## What is being asked:
Take the line that contains "Read this page and output its text content." and all lines after it, up to and including the last line of the data, and write them out exactly; nothing else belongs in the answer.

Start Records

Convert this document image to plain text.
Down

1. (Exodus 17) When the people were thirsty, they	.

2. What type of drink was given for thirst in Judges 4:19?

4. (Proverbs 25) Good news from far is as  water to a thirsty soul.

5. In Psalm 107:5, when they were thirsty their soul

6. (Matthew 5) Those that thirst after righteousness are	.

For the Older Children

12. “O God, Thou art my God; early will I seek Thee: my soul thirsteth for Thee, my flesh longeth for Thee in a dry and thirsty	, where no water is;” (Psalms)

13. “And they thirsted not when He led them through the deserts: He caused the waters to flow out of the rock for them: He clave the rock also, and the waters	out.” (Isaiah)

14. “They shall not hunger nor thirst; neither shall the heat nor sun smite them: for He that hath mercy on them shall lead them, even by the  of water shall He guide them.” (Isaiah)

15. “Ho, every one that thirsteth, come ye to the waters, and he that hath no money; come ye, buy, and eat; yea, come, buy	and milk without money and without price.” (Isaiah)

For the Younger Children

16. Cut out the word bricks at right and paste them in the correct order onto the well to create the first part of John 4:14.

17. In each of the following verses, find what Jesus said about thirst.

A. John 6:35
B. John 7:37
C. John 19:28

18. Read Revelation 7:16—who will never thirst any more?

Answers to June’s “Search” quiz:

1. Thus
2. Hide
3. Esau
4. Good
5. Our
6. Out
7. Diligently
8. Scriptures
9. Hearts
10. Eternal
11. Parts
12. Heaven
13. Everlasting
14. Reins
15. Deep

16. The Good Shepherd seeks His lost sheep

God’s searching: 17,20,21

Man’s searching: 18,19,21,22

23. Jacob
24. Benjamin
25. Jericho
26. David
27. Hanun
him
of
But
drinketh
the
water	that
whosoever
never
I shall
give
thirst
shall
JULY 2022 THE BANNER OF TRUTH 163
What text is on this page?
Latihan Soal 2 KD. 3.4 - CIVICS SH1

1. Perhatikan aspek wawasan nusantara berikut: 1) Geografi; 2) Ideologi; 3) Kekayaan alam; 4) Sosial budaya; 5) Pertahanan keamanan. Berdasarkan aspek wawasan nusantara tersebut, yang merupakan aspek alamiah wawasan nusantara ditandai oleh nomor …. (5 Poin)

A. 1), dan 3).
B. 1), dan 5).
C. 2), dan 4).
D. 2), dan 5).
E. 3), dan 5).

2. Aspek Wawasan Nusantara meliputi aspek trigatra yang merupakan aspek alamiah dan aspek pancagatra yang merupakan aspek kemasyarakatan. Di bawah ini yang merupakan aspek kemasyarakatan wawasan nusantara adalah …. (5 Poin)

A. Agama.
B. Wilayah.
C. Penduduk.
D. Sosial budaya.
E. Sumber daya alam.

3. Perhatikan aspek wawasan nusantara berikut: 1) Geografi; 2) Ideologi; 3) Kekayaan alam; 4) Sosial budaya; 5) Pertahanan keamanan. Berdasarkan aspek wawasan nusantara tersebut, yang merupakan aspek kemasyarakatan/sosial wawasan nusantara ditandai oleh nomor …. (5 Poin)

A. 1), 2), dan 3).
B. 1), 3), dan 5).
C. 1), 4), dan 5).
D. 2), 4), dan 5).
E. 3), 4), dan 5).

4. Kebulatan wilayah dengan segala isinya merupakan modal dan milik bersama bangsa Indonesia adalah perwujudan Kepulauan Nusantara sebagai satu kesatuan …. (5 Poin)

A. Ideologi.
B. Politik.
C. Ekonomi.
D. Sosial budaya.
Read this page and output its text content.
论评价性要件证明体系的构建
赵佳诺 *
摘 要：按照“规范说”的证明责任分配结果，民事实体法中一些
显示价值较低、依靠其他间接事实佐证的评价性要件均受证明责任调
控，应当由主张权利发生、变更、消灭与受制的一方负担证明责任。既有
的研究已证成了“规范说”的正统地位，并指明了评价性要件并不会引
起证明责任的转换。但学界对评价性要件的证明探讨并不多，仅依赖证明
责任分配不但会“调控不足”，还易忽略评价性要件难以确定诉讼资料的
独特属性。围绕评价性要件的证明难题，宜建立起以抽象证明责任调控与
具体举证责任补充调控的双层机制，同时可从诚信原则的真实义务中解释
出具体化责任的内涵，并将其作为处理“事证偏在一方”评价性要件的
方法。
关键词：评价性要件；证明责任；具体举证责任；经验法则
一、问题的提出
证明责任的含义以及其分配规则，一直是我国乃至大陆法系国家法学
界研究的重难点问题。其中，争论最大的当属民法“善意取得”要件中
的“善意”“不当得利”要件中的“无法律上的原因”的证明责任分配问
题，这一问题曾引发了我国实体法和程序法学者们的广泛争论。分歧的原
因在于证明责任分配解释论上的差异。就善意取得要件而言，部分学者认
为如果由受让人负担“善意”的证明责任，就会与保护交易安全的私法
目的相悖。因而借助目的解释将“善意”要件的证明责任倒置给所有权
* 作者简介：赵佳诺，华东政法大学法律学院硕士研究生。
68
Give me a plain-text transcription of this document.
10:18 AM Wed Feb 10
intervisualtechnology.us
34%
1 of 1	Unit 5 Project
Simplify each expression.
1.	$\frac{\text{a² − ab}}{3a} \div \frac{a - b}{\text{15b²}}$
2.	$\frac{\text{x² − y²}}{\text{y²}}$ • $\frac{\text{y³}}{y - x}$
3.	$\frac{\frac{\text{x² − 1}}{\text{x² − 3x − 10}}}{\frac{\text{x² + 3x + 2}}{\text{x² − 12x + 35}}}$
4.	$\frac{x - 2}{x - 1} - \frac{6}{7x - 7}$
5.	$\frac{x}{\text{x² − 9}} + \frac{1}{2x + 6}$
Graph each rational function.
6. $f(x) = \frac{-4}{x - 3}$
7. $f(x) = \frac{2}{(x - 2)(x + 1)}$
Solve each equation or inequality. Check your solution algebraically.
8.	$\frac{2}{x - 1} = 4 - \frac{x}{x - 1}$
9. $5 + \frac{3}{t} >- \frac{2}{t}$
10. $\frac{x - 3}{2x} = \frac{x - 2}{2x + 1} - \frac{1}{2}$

End Records

## Problem solution:
Read this page and output its text content.
论评价性要件证明体系的构建
赵佳诺 *
摘 要：按照“规范说”的证明责任分配结果，民事实体法中一些
显示价值较低、依靠其他间接事实佐证的评价性要件均受证明责任调
控，应当由主张权利发生、变更、消灭与受制的一方负担证明责任。既有
的研究已证成了“规范说”的正统地位，并指明了评价性要件并不会引
起证明责任的转换。但学界对评价性要件的证明探讨并不多，仅依赖证明
责任分配不但会“调控不足”，还易忽略评价性要件难以确定诉讼资料的
独特属性。围绕评价性要件的证明难题，宜建立起以抽象证明责任调控与
具体举证责任补充调控的双层机制，同时可从诚信原则的真实义务中解释
出具体化责任的内涵，并将其作为处理“事证偏在一方”评价性要件的
方法。
关键词：评价性要件；证明责任；具体举证责任；经验法则
一、问题的提出
证明责任的含义以及其分配规则，一直是我国乃至大陆法系国家法学
界研究的重难点问题。其中，争论最大的当属民法“善意取得”要件中
的“善意”“不当得利”要件中的“无法律上的原因”的证明责任分配问
题，这一问题曾引发了我国实体法和程序法学者们的广泛争论。分歧的原
因在于证明责任分配解释论上的差异。就善意取得要件而言，部分学者认
为如果由受让人负担“善意”的证明责任，就会与保护交易安全的私法
目的相悖。因而借助目的解释将“善意”要件的证明责任倒置给所有权
* 作者简介：赵佳诺，华东政法大学法律学院硕士研究生。
68
Give me a plain-text transcription of this document.
10:18 AM Wed Feb 10
intervisualtechnology.us
34%
1 of 1	Unit 5 Project
Simplify each expression.
1.	$\frac{\text{a² − ab}}{3a} \div \frac{a - b}{\text{15b²}}$
2.	$\frac{\text{x² − y²}}{\text{y²}}$ • $\frac{\text{y³}}{y - x}$
3.	$\frac{\frac{\text{x² − 1}}{\text{x² − 3x − 10}}}{\frac{\text{x² + 3x + 2}}{\text{x² − 12x + 35}}}$
4.	$\frac{x - 2}{x - 1} - \frac{6}{7x - 7}$
5.	$\frac{x}{\text{x² − 9}} + \frac{1}{2x + 6}$
Graph each rational function.
6. $f(x) = \frac{-4}{x - 3}$
7. $f(x) = \frac{2}{(x - 2)(x + 1)}$
Solve each equation or inequality. Check your solution algebraically.
8.	$\frac{2}{x - 1} = 4 - \frac{x}{x - 1}$
9. $5 + \frac{3}{t} >- \frac{2}{t}$
10. $\frac{x - 3}{2x} = \frac{x - 2}{2x + 1} - \frac{1}{2}$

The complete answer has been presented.